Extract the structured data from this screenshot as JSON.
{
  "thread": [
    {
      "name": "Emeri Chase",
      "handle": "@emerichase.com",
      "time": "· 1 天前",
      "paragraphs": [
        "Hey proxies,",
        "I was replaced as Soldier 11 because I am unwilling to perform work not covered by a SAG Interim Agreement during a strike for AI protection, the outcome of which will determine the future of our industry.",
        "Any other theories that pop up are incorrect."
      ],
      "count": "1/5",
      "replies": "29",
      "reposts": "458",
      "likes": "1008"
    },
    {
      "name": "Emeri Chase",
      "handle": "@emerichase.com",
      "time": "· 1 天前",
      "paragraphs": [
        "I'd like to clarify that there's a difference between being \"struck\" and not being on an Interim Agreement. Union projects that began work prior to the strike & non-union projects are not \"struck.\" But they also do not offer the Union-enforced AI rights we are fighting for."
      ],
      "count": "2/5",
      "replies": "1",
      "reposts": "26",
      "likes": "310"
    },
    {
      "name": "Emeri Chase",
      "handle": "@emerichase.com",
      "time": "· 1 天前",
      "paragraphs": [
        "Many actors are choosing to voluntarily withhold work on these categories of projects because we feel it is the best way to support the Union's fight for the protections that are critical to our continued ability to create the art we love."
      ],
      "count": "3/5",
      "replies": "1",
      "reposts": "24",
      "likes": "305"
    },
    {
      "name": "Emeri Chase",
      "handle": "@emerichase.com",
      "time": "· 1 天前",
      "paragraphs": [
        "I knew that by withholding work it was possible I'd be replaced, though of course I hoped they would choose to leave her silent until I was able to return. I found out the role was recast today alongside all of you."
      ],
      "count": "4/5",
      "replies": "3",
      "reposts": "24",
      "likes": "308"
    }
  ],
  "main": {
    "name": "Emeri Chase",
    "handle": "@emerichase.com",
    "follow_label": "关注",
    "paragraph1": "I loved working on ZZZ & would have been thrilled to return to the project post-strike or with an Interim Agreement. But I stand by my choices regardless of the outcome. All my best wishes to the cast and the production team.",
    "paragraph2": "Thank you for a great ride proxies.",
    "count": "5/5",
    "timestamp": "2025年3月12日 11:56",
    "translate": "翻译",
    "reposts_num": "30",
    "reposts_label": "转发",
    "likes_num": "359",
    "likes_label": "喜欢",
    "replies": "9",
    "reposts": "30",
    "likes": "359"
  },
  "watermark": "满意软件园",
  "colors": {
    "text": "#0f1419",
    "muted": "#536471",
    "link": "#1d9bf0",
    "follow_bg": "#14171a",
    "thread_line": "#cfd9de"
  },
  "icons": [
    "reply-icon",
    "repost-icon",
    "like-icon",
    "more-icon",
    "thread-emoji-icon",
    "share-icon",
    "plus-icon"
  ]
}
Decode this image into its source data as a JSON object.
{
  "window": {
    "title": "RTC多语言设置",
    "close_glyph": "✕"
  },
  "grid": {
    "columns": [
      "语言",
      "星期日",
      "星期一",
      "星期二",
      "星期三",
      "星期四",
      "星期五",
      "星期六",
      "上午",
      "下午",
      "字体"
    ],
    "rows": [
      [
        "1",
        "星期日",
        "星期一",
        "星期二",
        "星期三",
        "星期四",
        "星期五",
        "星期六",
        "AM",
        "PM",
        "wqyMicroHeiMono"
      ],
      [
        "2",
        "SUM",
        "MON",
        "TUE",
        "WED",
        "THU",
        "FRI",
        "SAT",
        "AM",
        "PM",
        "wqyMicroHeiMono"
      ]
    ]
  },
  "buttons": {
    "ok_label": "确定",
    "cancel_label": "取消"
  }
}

__________

## Requirement
Give back the whole listing, word for word.

## Result
Extract the structured data from this screenshot as JSON.
{
  "thread": [
    {
      "name": "Emeri Chase",
      "handle": "@emerichase.com",
      "time": "· 1 天前",
      "paragraphs": [
        "Hey proxies,",
        "I was replaced as Soldier 11 because I am unwilling to perform work not covered by a SAG Interim Agreement during a strike for AI protection, the outcome of which will determine the future of our industry.",
        "Any other theories that pop up are incorrect."
      ],
      "count": "1/5",
      "replies": "29",
      "reposts": "458",
      "likes": "1008"
    },
    {
      "name": "Emeri Chase",
      "handle": "@emerichase.com",
      "time": "· 1 天前",
      "paragraphs": [
        "I'd like to clarify that there's a difference between being \"struck\" and not being on an Interim Agreement. Union projects that began work prior to the strike & non-union projects are not \"struck.\" But they also do not offer the Union-enforced AI rights we are fighting for."
      ],
      "count": "2/5",
      "replies": "1",
      "reposts": "26",
      "likes": "310"
    },
    {
      "name": "Emeri Chase",
      "handle": "@emerichase.com",
      "time": "· 1 天前",
      "paragraphs": [
        "Many actors are choosing to voluntarily withhold work on these categories of projects because we feel it is the best way to support the Union's fight for the protections that are critical to our continued ability to create the art we love."
      ],
      "count": "3/5",
      "replies": "1",
      "reposts": "24",
      "likes": "305"
    },
    {
      "name": "Emeri Chase",
      "handle": "@emerichase.com",
      "time": "· 1 天前",
      "paragraphs": [
        "I knew that by withholding work it was possible I'd be replaced, though of course I hoped they would choose to leave her silent until I was able to return. I found out the role was recast today alongside all of you."
      ],
      "count": "4/5",
      "replies": "3",
      "reposts": "24",
      "likes": "308"
    }
  ],
  "main": {
    "name": "Emeri Chase",
    "handle": "@emerichase.com",
    "follow_label": "关注",
    "paragraph1": "I loved working on ZZZ & would have been thrilled to return to the project post-strike or with an Interim Agreement. But I stand by my choices regardless of the outcome. All my best wishes to the cast and the production team.",
    "paragraph2": "Thank you for a great ride proxies.",
    "count": "5/5",
    "timestamp": "2025年3月12日 11:56",
    "translate": "翻译",
    "reposts_num": "30",
    "reposts_label": "转发",
    "likes_num": "359",
    "likes_label": "喜欢",
    "replies": "9",
    "reposts": "30",
    "likes": "359"
  },
  "watermark": "满意软件园",
  "colors": {
    "text": "#0f1419",
    "muted": "#536471",
    "link": "#1d9bf0",
    "follow_bg": "#14171a",
    "thread_line": "#cfd9de"
  },
  "icons": [
    "reply-icon",
    "repost-icon",
    "like-icon",
    "more-icon",
    "thread-emoji-icon",
    "share-icon",
    "plus-icon"
  ]
}
Decode this image into its source data as a JSON object.
{
  "window": {
    "title": "RTC多语言设置",
    "close_glyph": "✕"
  },
  "grid": {
    "columns": [
      "语言",
      "星期日",
      "星期一",
      "星期二",
      "星期三",
      "星期四",
      "星期五",
      "星期六",
      "上午",
      "下午",
      "字体"
    ],
    "rows": [
      [
        "1",
        "星期日",
        "星期一",
        "星期二",
        "星期三",
        "星期四",
        "星期五",
        "星期六",
        "AM",
        "PM",
        "wqyMicroHeiMono"
      ],
      [
        "2",
        "SUM",
        "MON",
        "TUE",
        "WED",
        "THU",
        "FRI",
        "SAT",
        "AM",
        "PM",
        "wqyMicroHeiMono"
      ]
    ]
  },
  "buttons": {
    "ok_label": "确定",
    "cancel_label": "取消"
  }
}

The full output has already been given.